WHAT TO DO:
From the listing below, tally the lines that include "grid". Return only the total.

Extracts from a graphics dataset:
= = = = =

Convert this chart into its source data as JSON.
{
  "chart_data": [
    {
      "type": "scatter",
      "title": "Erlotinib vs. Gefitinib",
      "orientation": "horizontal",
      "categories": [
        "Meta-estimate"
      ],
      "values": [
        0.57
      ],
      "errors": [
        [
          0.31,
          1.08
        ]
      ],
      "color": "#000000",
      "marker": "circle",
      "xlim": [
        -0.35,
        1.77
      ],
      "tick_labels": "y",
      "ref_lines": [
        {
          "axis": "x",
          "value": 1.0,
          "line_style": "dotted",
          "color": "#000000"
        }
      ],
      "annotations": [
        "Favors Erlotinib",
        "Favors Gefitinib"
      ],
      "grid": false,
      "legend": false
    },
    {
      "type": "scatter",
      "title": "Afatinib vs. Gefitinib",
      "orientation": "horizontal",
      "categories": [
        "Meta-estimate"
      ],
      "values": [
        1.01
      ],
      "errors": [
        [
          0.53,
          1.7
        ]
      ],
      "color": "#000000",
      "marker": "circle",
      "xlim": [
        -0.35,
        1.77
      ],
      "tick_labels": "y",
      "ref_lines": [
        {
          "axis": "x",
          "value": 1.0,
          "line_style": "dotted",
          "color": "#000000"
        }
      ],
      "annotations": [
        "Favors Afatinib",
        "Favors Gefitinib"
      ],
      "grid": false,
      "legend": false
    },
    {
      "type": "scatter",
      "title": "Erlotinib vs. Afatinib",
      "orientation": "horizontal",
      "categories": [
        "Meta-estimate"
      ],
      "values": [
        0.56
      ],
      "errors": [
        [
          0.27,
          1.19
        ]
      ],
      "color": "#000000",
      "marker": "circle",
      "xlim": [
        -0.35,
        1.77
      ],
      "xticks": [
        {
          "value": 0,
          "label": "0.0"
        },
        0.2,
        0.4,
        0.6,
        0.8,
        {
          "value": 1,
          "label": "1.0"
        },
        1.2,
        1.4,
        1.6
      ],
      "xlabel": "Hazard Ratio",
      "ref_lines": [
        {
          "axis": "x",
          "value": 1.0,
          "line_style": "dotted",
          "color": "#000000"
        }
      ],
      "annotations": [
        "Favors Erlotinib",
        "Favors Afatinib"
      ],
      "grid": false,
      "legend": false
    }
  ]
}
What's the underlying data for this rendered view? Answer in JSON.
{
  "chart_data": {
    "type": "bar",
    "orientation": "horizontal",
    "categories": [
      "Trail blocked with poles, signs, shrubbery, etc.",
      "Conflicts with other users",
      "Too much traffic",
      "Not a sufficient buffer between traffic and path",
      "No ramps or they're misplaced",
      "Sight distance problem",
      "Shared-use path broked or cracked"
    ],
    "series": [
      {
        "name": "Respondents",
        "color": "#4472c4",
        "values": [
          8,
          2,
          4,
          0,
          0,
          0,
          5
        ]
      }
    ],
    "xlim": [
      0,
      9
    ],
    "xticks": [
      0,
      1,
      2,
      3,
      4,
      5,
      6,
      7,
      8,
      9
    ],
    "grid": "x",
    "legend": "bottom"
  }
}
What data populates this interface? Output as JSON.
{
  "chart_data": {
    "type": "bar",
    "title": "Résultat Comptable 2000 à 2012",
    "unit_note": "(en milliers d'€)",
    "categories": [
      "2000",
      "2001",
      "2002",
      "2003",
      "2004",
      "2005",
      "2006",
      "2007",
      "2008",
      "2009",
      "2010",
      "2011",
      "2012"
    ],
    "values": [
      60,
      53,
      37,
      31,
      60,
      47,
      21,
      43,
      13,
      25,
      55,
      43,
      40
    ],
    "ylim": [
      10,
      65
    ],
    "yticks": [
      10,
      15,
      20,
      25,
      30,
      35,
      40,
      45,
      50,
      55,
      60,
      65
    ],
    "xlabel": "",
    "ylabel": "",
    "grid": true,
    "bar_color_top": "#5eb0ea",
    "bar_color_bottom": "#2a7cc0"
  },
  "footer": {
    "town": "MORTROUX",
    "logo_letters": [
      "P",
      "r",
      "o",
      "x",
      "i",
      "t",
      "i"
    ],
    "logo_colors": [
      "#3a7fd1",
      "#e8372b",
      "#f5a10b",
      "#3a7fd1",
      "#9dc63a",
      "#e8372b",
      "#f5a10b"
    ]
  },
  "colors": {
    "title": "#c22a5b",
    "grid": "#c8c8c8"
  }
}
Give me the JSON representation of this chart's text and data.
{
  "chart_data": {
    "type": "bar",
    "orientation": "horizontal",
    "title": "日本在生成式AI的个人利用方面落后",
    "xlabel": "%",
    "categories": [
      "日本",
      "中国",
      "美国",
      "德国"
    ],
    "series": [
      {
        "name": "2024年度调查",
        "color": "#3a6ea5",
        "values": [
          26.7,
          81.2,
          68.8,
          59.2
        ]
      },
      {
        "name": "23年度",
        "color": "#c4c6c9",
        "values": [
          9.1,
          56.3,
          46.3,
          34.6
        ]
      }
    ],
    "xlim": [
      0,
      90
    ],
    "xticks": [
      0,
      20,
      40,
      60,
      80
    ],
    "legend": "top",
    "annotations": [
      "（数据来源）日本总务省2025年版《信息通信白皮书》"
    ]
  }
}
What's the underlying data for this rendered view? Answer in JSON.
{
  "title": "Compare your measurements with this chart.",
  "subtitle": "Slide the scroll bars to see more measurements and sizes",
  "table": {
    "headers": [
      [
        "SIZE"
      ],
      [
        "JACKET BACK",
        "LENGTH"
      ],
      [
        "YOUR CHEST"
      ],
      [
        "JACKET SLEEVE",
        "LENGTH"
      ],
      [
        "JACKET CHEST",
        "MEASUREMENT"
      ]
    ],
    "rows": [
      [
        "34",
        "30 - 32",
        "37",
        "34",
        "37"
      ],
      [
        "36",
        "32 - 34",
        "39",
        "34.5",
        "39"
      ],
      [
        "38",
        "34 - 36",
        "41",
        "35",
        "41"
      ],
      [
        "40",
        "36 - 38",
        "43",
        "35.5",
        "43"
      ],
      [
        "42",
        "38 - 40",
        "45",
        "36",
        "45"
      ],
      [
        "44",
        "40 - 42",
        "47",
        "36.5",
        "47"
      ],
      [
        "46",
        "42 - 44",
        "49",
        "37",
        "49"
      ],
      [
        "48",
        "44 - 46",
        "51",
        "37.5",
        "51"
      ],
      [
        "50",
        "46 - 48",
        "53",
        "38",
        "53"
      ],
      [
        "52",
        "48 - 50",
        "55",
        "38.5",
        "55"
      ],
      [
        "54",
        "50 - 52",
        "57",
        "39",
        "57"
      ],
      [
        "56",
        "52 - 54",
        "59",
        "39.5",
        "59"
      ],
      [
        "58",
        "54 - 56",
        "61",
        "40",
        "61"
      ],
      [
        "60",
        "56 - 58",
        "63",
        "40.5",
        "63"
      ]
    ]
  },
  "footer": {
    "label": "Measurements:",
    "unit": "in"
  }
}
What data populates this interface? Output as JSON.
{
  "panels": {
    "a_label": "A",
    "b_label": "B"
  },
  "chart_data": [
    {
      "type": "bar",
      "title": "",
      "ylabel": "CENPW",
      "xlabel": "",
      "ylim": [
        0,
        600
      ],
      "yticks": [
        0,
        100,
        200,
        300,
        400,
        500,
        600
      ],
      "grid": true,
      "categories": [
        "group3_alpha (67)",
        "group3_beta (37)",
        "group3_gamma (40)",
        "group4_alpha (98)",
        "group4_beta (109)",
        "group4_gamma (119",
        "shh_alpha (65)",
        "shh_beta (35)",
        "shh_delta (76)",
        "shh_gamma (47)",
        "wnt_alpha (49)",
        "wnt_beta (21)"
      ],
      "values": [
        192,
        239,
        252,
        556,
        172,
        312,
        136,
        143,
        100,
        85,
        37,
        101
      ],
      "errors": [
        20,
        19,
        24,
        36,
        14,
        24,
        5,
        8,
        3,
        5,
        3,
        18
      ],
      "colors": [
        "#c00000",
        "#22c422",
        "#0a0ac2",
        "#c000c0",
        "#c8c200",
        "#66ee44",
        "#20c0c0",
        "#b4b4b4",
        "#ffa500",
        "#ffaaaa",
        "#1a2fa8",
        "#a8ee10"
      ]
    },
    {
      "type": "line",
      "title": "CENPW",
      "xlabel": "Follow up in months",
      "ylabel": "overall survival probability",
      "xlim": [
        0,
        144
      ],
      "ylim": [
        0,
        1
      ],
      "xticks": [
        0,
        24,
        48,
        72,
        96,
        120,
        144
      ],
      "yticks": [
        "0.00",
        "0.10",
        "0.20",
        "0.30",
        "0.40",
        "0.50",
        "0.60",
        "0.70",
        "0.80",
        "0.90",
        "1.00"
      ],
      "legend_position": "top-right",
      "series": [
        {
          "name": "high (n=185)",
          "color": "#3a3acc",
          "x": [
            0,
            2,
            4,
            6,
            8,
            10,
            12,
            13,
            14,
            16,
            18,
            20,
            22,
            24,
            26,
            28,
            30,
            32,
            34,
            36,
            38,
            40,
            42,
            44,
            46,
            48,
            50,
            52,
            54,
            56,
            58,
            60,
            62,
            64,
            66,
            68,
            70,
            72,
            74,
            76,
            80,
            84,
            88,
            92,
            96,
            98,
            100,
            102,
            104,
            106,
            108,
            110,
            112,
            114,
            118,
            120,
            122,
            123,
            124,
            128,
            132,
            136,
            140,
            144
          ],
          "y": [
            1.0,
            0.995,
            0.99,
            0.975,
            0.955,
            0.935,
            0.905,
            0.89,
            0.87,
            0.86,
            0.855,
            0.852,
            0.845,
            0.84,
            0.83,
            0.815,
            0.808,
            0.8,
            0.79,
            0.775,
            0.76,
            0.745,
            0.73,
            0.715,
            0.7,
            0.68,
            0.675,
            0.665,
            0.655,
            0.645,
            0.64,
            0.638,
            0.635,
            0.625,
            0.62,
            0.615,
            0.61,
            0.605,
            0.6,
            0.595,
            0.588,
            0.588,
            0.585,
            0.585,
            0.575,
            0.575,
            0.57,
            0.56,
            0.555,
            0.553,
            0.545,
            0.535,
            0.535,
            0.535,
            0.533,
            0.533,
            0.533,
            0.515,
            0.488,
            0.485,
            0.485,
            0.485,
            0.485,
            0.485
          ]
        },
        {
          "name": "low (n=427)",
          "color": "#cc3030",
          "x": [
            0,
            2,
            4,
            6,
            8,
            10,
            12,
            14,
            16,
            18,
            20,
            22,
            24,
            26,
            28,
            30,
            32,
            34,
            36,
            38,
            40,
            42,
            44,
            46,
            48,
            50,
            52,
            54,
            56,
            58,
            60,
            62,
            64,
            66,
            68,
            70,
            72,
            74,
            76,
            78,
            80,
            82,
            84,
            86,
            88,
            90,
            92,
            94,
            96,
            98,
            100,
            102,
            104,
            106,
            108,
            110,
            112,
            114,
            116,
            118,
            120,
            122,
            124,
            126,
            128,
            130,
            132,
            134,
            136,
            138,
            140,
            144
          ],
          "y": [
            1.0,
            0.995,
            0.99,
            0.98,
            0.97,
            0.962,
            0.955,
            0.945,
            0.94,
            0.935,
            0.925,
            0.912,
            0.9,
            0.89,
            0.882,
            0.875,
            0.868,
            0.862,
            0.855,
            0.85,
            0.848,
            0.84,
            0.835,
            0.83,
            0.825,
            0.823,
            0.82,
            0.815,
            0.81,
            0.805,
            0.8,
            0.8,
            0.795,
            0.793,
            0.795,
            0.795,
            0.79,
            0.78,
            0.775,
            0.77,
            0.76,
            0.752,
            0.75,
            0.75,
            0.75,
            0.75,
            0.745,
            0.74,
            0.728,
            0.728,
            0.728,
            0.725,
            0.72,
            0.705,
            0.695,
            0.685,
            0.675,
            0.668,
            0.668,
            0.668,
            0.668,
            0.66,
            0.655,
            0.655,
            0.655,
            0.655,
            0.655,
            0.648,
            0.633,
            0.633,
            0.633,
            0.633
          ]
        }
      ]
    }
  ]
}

= = = = =

RESPONSE:
7